Give back a single number, the count of lines containing the word "structure".

## RECORDS TO PROCESS:
□ □ □ □
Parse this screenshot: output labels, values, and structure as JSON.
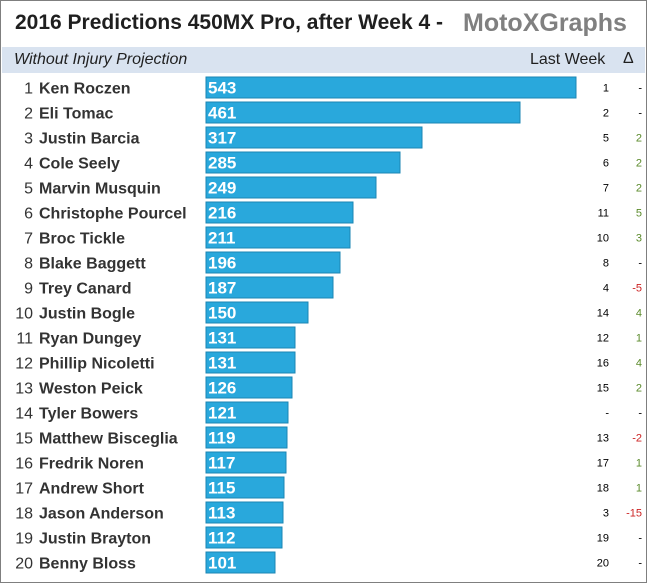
□ □ □ □
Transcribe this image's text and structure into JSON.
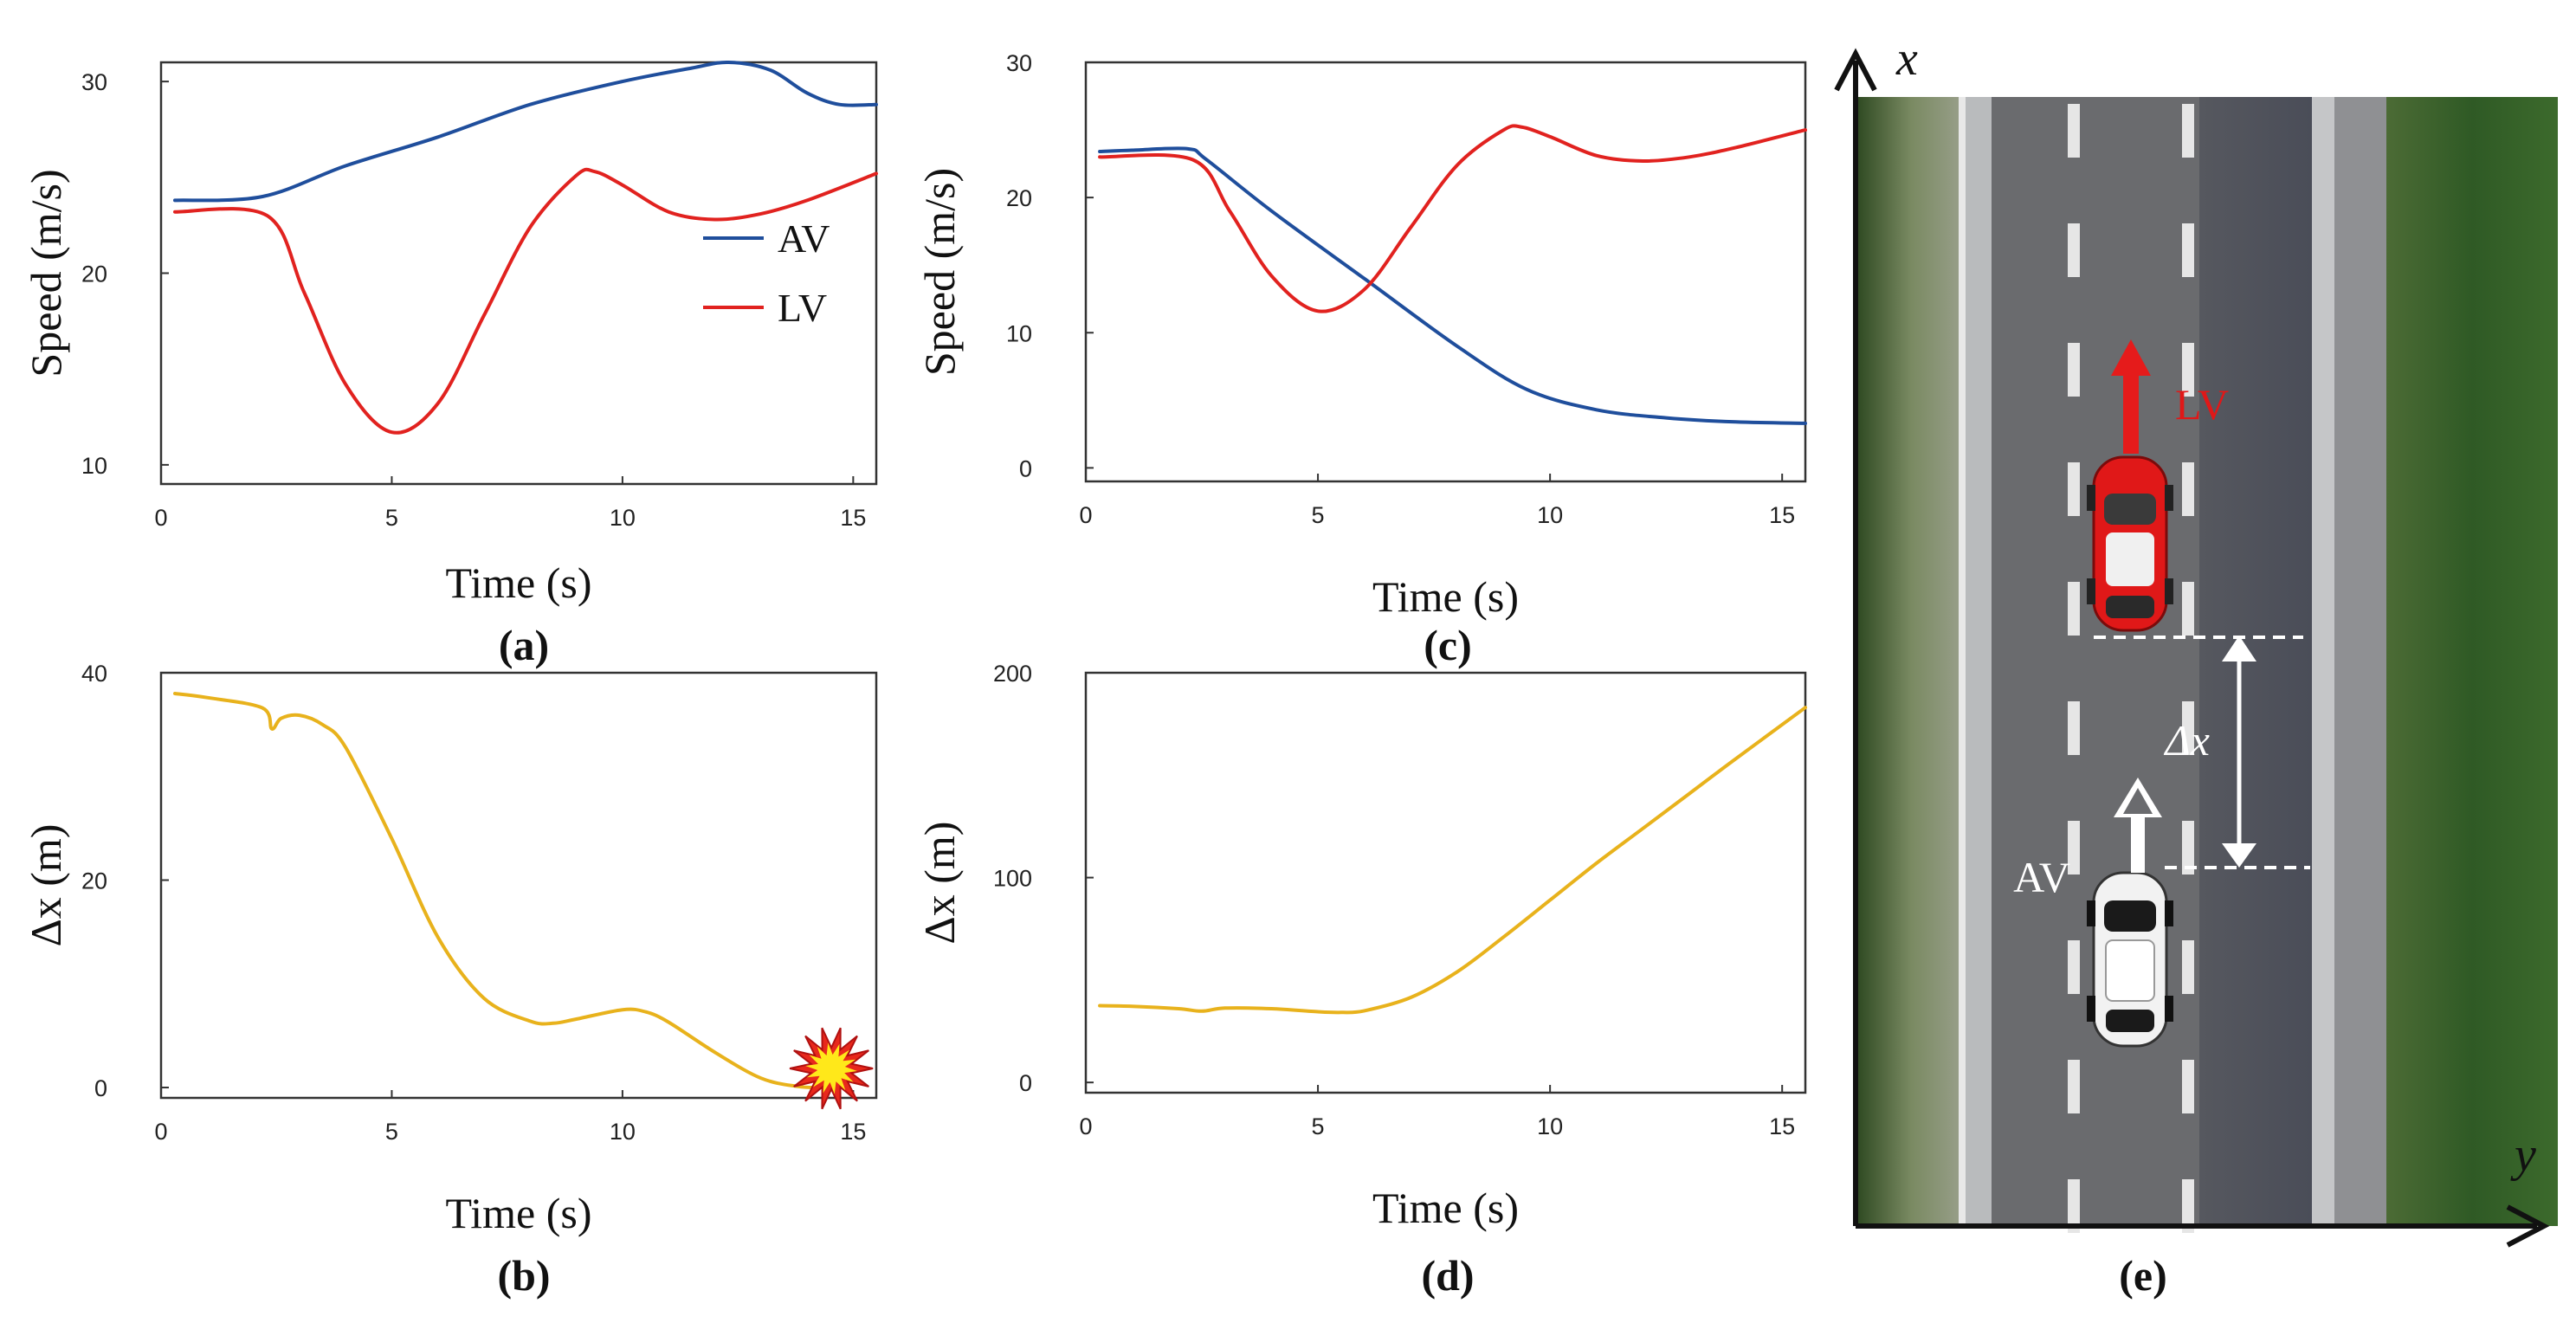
□ □ □ □
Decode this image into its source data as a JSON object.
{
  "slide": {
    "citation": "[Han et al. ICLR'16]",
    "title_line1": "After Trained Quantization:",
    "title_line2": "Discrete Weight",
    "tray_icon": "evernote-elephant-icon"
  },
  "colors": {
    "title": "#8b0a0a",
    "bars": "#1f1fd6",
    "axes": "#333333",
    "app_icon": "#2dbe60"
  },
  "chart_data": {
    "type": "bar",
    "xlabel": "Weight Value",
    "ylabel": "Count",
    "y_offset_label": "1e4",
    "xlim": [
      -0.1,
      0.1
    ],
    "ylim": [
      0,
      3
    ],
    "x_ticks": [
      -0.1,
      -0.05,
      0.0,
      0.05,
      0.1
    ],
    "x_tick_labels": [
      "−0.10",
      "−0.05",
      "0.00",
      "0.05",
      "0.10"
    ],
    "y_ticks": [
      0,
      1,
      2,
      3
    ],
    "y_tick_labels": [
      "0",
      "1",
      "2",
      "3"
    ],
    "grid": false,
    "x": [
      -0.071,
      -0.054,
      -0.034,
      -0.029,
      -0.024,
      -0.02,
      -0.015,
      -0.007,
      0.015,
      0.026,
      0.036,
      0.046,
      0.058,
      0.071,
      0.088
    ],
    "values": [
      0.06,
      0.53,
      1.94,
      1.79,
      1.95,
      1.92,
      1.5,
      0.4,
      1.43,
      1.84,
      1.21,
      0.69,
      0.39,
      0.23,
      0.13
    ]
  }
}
□ □ □ □
## THE OUTPUT:
2